Problem statement. Your task is to gather the lines below that hold the string "Filter".

Data in this exercise.
begin

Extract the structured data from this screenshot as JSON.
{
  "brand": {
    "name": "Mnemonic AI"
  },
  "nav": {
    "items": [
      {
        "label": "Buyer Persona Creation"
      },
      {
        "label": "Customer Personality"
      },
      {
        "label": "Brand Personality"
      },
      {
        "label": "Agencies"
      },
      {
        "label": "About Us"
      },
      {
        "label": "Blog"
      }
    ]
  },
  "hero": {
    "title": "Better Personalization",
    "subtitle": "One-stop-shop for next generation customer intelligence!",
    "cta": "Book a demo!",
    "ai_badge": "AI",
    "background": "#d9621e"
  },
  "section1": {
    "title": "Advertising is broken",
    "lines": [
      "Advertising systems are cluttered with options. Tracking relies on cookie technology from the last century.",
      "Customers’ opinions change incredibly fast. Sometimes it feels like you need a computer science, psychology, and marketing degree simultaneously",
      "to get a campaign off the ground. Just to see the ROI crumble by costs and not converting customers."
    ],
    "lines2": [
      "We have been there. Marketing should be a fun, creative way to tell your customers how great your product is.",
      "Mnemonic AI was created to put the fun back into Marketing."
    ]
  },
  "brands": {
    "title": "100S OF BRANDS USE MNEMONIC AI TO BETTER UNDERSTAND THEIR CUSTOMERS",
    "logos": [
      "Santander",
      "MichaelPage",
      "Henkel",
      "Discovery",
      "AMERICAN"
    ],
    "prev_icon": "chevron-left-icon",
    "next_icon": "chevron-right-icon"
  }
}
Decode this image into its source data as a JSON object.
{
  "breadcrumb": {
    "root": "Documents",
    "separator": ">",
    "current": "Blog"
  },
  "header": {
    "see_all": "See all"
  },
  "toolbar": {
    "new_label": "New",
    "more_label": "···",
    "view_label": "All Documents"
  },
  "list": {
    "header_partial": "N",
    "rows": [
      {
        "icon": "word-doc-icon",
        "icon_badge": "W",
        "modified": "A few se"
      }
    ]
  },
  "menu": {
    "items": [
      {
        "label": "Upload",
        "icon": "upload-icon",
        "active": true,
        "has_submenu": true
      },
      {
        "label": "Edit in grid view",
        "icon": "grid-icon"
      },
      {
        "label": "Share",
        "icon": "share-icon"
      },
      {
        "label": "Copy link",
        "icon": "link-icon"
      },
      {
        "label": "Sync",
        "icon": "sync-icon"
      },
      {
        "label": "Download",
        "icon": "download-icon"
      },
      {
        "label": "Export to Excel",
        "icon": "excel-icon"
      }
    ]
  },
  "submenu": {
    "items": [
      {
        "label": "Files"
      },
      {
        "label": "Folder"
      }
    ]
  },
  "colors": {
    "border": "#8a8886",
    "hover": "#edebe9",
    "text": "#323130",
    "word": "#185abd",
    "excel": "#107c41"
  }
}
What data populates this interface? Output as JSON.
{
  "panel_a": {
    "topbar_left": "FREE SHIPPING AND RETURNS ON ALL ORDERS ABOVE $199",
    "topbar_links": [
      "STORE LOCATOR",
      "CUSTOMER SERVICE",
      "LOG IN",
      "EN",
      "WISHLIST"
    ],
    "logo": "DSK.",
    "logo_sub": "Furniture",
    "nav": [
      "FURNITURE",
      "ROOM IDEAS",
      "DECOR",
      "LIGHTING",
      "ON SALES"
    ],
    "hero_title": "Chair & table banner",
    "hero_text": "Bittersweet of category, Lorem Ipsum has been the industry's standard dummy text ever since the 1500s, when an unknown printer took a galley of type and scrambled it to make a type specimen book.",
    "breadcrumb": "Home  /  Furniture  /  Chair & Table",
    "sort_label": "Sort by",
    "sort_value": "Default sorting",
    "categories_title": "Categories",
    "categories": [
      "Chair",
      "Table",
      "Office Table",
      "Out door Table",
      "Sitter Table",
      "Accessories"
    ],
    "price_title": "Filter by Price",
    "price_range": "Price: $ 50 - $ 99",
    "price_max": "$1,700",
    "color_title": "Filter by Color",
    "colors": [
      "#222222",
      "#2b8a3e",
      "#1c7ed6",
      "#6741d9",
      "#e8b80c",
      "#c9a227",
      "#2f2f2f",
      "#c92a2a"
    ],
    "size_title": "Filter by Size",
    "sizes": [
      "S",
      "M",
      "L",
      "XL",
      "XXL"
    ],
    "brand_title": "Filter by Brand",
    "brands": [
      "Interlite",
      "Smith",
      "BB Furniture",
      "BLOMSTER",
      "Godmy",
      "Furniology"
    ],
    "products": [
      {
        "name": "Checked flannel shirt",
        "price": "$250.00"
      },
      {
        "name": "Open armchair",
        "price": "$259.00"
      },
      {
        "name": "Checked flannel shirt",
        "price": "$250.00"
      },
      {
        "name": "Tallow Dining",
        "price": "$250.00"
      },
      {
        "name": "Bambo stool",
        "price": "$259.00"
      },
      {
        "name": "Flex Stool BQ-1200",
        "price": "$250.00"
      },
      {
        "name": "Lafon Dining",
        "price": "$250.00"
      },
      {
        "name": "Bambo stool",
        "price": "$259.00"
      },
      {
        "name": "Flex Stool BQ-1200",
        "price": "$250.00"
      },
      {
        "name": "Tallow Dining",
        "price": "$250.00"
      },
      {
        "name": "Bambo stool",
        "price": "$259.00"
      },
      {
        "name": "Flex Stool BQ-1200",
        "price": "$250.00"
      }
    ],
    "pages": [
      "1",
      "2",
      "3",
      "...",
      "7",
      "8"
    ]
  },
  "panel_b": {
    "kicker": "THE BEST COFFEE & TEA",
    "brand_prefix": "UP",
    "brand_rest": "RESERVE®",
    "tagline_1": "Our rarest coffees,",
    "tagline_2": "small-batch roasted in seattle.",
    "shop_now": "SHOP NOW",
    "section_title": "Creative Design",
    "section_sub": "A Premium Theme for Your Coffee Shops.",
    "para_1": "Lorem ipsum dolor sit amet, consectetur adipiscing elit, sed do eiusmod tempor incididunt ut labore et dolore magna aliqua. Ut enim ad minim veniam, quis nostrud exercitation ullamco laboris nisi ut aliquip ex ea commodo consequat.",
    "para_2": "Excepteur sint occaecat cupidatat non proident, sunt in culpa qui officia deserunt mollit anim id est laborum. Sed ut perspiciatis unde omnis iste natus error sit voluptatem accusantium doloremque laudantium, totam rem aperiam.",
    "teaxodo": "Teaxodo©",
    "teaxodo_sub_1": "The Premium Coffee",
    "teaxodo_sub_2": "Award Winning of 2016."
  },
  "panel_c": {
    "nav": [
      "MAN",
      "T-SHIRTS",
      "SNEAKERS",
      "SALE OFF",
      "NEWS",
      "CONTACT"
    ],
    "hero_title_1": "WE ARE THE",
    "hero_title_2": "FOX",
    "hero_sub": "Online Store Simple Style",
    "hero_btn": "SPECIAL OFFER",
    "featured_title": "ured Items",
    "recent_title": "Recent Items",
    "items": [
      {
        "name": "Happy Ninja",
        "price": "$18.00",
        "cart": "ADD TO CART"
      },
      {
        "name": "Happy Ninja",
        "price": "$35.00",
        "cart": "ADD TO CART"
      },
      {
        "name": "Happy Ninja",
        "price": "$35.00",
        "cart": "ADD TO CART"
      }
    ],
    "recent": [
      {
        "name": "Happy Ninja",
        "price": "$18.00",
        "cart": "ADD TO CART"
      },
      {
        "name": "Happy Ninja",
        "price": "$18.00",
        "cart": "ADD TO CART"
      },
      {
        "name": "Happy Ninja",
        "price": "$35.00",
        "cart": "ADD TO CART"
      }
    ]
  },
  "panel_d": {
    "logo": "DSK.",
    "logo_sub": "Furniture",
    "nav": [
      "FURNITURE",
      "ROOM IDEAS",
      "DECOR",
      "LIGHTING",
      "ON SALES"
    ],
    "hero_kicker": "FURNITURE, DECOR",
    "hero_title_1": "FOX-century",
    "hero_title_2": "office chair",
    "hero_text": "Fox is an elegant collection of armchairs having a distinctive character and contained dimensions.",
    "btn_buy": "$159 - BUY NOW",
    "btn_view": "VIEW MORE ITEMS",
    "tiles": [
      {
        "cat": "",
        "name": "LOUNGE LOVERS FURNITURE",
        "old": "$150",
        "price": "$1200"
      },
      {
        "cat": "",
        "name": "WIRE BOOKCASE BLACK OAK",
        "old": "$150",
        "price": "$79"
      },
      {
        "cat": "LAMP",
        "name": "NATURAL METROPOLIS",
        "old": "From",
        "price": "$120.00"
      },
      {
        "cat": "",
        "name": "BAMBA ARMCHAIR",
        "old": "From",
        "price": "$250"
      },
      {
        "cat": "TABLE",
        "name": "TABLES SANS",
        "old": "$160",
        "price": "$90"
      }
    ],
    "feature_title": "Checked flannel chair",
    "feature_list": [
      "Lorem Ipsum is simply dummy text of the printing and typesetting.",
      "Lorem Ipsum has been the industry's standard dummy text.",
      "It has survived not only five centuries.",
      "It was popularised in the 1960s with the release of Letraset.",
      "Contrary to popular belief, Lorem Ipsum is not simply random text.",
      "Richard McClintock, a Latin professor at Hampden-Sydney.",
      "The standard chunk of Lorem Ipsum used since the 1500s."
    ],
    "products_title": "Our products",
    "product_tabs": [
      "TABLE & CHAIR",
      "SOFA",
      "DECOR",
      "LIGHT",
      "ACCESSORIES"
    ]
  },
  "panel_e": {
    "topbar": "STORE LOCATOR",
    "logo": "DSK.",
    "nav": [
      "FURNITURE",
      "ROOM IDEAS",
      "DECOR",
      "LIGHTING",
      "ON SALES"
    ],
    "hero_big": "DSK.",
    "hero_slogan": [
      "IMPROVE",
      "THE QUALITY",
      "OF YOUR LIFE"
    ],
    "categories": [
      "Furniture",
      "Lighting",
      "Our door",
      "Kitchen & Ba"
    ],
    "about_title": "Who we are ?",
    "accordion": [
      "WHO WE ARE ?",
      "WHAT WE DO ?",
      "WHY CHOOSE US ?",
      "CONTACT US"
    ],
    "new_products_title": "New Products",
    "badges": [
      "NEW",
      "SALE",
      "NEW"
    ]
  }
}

end

Answer to this problem.
    "price_title": "Filter by Price",
    "color_title": "Filter by Color",
    "size_title": "Filter by Size",
    "brand_title": "Filter by Brand",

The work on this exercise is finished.